GOAL – Rewrite the lines of the data as a Markdown table with the columns Row and Data line, beginning at the line containing "- decision-node-87[interactable]: USER" and continuing through the line containing "- process-node-95[interactable]: MONITOR". Number each row and skip any blank lines.

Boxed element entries
-- start --

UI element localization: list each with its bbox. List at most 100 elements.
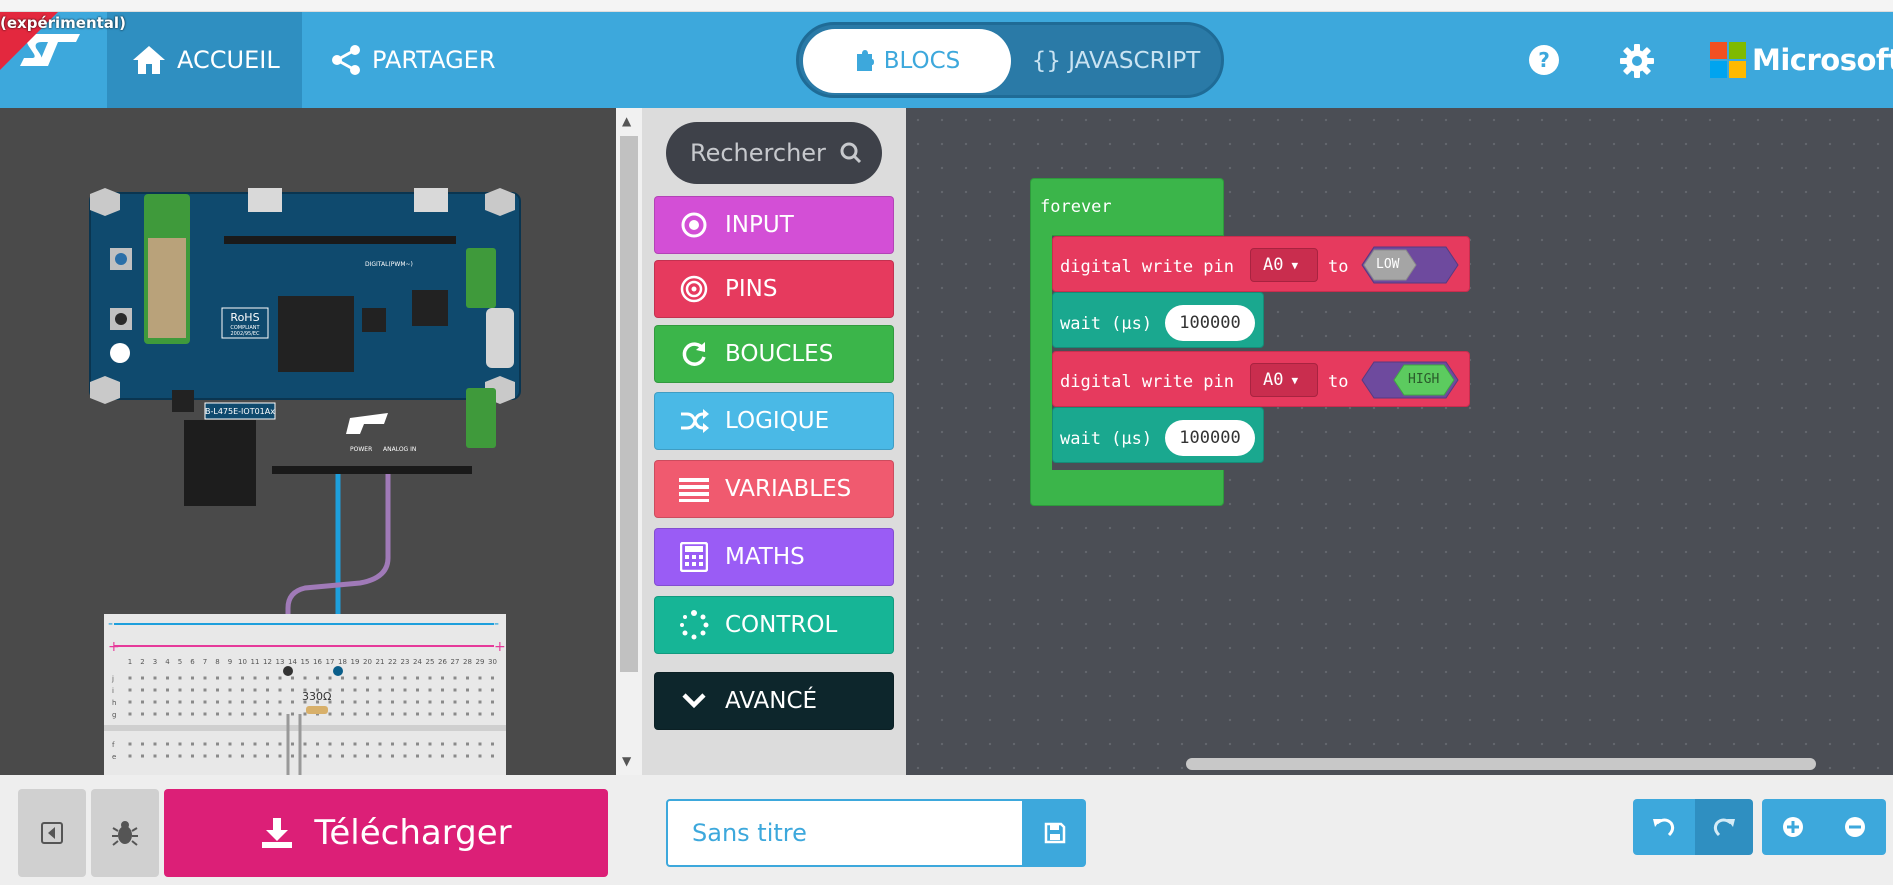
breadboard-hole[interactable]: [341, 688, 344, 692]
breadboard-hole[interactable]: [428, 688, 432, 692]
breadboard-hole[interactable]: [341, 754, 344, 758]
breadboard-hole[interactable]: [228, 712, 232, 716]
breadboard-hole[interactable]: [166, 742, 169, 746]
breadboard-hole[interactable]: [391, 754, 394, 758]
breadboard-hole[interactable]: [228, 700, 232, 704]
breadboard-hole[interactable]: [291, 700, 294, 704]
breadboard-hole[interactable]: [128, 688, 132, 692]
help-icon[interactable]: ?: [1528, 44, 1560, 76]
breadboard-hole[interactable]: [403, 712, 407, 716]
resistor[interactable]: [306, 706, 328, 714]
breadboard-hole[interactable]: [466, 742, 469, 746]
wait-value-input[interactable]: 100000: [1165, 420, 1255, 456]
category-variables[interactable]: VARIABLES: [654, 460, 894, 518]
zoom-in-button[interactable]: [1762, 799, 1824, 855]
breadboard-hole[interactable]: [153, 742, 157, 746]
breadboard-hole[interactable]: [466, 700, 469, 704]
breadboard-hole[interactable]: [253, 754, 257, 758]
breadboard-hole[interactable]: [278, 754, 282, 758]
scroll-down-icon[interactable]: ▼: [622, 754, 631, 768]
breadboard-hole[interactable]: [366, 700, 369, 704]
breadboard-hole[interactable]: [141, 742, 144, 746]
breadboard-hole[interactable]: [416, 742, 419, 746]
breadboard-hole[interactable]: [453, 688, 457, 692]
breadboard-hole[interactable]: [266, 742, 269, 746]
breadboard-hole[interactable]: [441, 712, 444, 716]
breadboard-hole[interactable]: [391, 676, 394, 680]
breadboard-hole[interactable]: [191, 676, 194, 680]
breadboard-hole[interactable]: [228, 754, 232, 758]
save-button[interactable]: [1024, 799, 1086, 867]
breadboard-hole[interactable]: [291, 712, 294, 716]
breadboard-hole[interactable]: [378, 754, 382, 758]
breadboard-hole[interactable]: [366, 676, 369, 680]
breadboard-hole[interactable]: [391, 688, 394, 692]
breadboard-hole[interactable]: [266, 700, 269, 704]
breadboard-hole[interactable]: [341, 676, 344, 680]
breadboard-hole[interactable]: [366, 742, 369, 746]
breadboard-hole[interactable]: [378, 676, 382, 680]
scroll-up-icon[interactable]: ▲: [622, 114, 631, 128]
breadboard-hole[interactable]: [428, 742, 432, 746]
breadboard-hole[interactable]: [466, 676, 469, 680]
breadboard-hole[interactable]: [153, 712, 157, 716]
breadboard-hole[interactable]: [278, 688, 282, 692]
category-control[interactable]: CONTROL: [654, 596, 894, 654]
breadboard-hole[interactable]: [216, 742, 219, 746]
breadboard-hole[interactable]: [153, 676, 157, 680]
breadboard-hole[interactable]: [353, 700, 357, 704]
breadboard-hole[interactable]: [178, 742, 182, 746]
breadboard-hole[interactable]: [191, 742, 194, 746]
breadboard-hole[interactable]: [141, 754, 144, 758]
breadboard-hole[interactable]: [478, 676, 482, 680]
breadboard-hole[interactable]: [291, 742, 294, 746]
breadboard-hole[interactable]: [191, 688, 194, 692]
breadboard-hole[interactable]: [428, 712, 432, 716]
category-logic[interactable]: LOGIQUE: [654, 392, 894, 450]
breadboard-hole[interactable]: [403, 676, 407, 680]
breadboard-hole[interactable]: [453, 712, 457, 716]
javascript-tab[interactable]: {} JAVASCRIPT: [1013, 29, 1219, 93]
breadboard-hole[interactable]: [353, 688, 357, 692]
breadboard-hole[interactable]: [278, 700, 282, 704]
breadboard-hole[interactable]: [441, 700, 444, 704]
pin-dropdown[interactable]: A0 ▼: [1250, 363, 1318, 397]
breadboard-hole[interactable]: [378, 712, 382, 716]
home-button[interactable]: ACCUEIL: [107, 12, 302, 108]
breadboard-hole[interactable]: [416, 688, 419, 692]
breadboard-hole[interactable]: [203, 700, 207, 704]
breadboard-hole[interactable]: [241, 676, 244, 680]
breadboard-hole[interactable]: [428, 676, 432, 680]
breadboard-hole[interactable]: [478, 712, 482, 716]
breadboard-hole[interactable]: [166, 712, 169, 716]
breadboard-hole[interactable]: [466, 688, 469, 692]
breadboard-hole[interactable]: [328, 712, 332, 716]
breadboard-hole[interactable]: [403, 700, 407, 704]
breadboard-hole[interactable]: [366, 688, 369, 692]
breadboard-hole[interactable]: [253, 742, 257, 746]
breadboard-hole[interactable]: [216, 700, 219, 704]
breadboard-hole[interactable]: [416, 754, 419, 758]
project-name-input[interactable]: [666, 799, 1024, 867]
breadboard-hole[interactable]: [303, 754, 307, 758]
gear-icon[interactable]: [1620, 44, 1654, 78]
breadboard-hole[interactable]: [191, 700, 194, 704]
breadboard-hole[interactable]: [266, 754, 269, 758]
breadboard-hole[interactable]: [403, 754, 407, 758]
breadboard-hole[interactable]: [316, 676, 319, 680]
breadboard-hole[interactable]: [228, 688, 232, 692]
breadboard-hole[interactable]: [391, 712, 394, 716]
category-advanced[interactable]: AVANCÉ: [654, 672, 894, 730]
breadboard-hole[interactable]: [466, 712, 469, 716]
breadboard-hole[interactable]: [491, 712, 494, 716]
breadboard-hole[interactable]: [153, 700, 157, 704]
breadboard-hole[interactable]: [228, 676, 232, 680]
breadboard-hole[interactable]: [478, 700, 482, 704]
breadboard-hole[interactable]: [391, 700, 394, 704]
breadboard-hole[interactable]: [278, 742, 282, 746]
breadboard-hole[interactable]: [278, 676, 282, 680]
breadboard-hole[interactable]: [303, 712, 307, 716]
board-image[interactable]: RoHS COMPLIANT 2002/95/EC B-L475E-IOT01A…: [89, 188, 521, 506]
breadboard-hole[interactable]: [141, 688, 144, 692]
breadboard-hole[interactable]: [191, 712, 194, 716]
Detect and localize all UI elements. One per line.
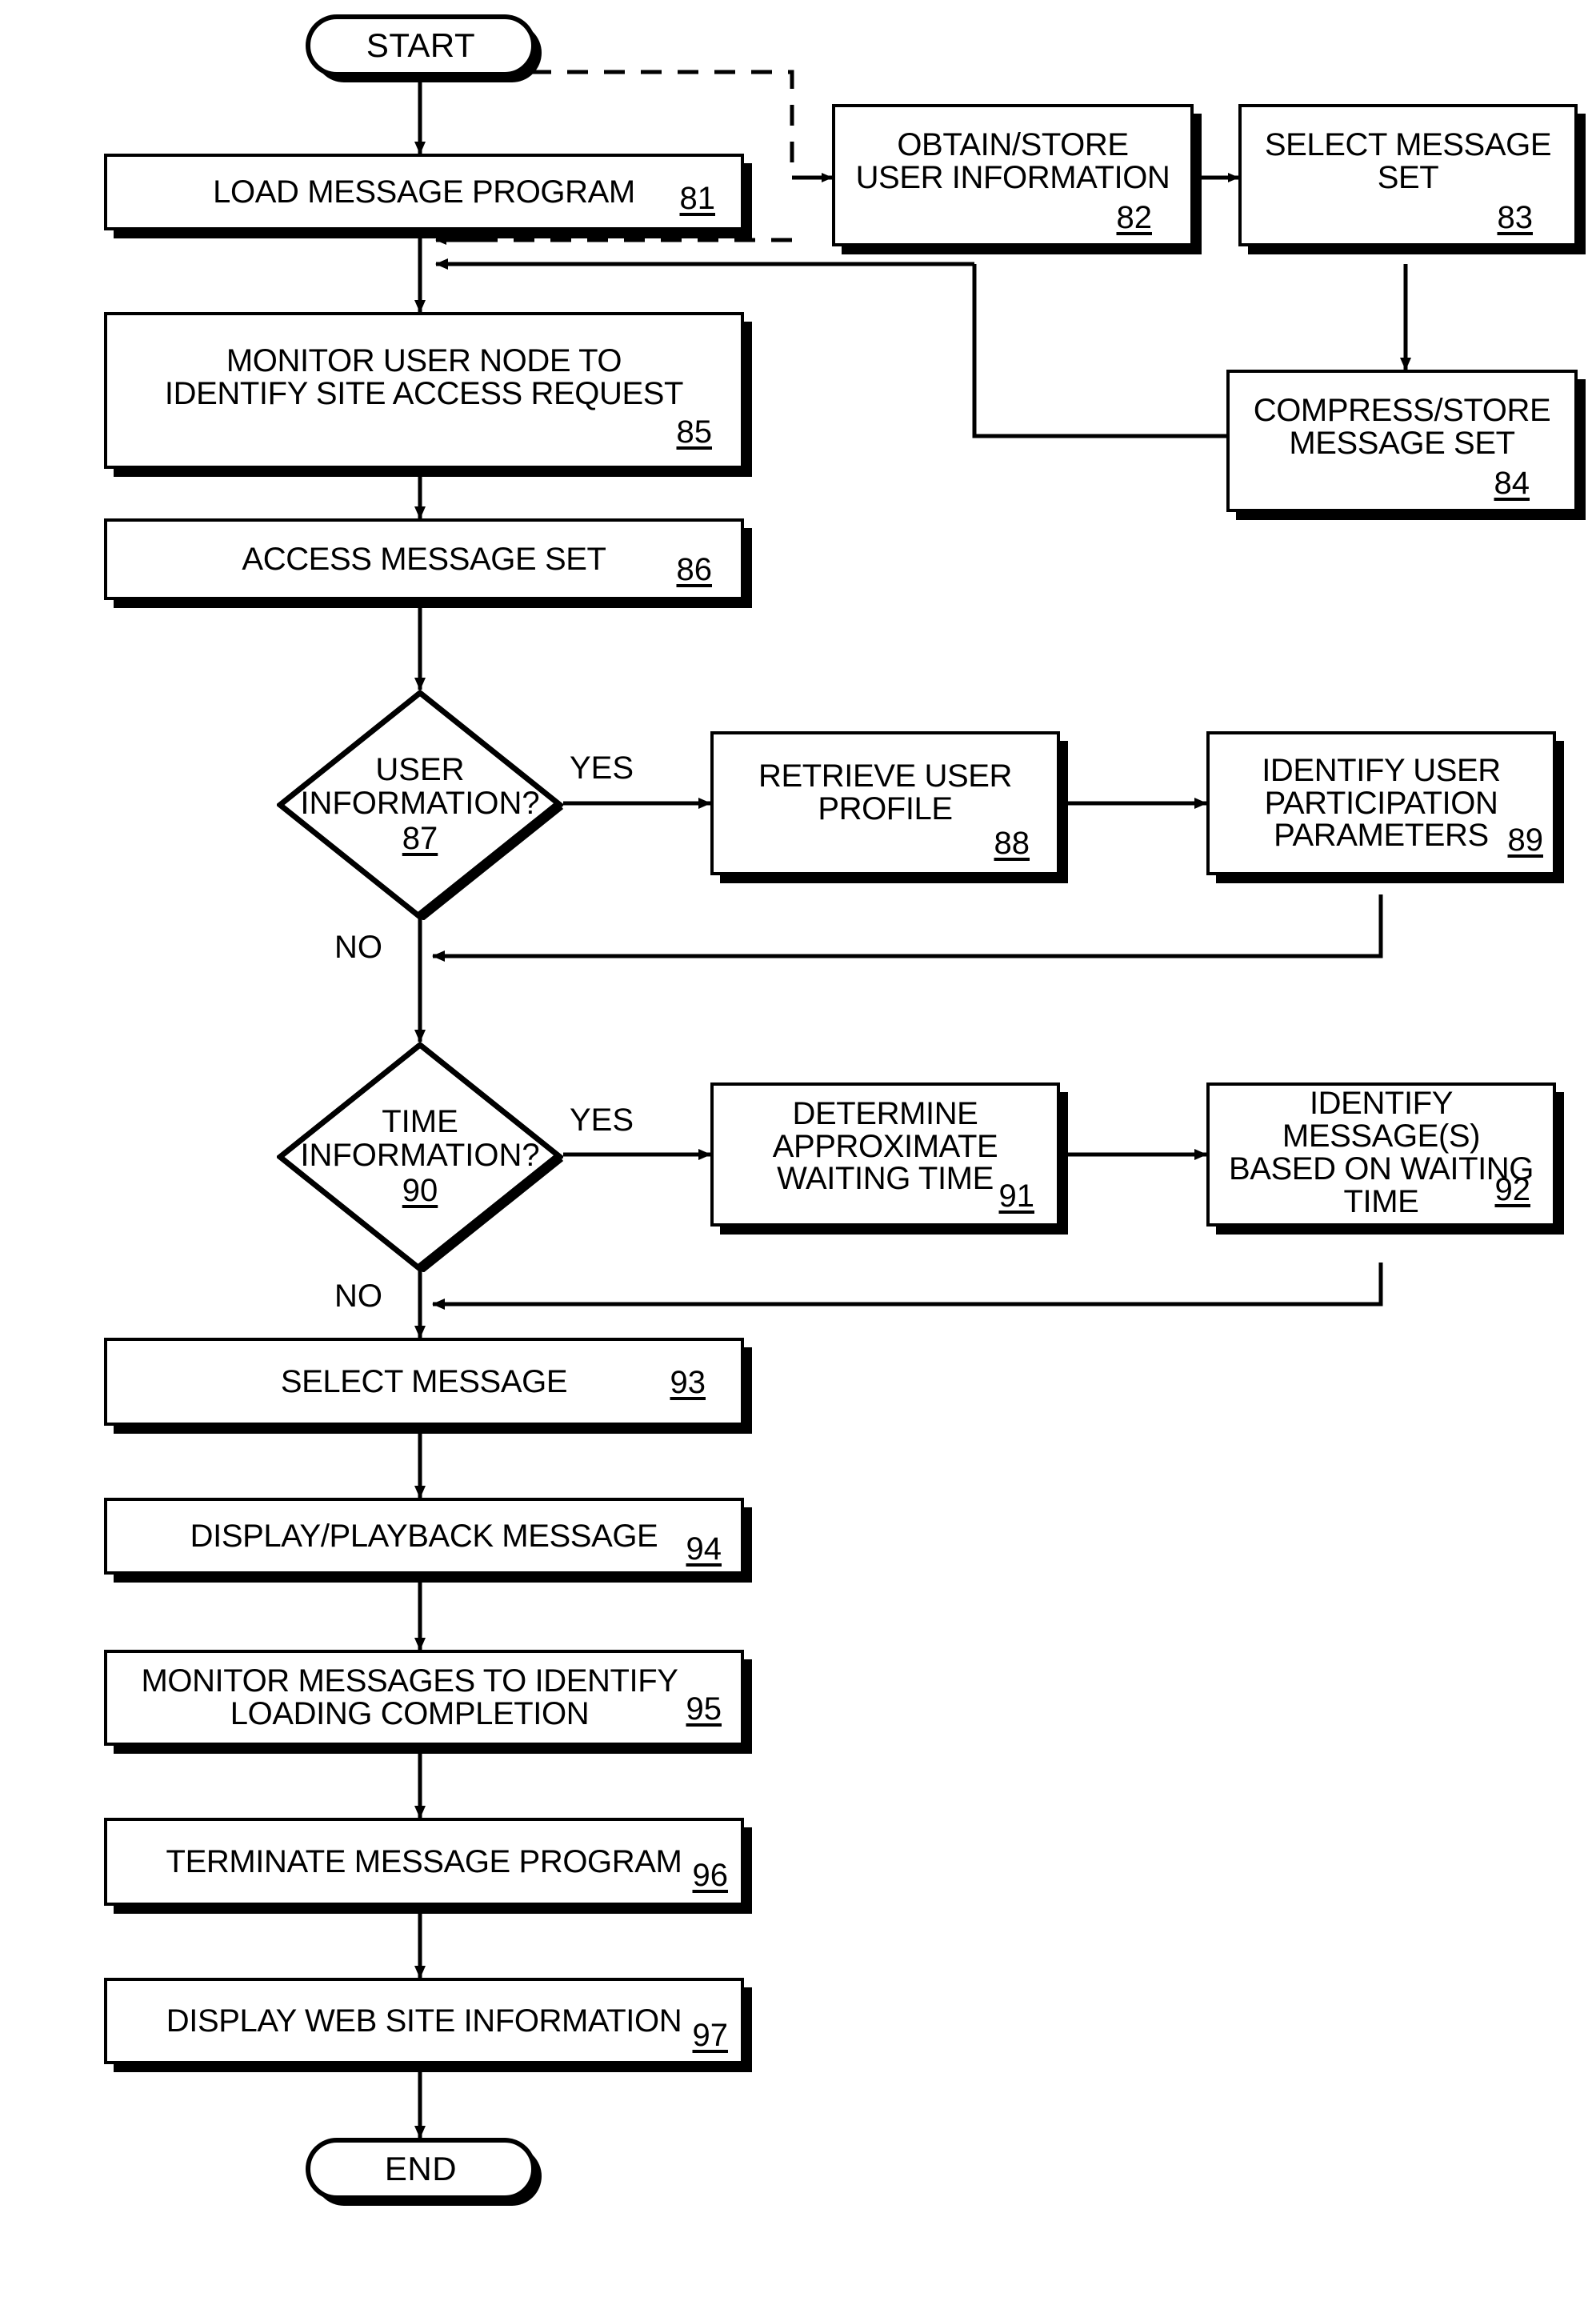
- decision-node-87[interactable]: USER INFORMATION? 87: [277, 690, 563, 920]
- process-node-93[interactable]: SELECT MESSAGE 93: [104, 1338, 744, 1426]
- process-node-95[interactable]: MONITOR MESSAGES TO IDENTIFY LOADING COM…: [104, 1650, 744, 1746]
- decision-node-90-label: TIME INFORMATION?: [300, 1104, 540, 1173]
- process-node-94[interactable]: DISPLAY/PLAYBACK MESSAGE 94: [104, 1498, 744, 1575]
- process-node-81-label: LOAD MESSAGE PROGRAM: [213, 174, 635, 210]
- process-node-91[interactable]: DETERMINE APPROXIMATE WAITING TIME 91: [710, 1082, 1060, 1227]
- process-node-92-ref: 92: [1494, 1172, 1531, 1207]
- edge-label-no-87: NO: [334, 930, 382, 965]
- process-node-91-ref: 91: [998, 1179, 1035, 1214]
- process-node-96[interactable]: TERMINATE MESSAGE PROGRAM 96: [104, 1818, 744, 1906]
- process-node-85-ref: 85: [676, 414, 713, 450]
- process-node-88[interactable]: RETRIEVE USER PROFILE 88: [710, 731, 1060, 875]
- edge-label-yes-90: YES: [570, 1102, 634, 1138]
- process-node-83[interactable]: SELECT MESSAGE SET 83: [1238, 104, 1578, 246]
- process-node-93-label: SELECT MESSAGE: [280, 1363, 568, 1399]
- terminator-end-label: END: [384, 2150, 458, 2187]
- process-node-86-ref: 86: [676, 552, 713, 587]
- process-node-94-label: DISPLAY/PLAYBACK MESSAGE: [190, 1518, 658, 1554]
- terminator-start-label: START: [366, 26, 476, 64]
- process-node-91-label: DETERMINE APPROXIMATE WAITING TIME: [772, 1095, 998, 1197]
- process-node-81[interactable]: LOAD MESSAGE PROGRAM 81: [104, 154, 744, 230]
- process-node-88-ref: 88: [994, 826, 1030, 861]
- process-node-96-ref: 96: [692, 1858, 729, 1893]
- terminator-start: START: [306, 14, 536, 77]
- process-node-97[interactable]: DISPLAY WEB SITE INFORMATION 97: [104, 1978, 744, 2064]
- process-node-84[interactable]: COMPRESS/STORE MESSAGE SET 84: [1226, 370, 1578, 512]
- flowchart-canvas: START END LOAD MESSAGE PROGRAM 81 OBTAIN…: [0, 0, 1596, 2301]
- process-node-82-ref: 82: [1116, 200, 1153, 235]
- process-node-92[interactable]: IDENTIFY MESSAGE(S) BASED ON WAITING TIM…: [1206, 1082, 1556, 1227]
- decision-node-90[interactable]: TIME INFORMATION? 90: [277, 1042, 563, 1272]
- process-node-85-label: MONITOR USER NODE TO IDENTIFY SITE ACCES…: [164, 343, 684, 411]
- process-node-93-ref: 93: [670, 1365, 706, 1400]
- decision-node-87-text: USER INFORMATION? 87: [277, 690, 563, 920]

-- end --

THE RESULT –
| Row | Data line |
|---|---|
| 1 | - decision-node-87[interactable]: USER INFORMATION? 87: [277, 690, 563, 920] |
| 2 | - process-node-93[interactable]: SELECT MESSAGE 93: [104, 1338, 744, 1426] |
| 3 | - process-node-95[interactable]: MONITOR MESSAGES TO IDENTIFY LOADING COM…: [104, 1650, 744, 1746] |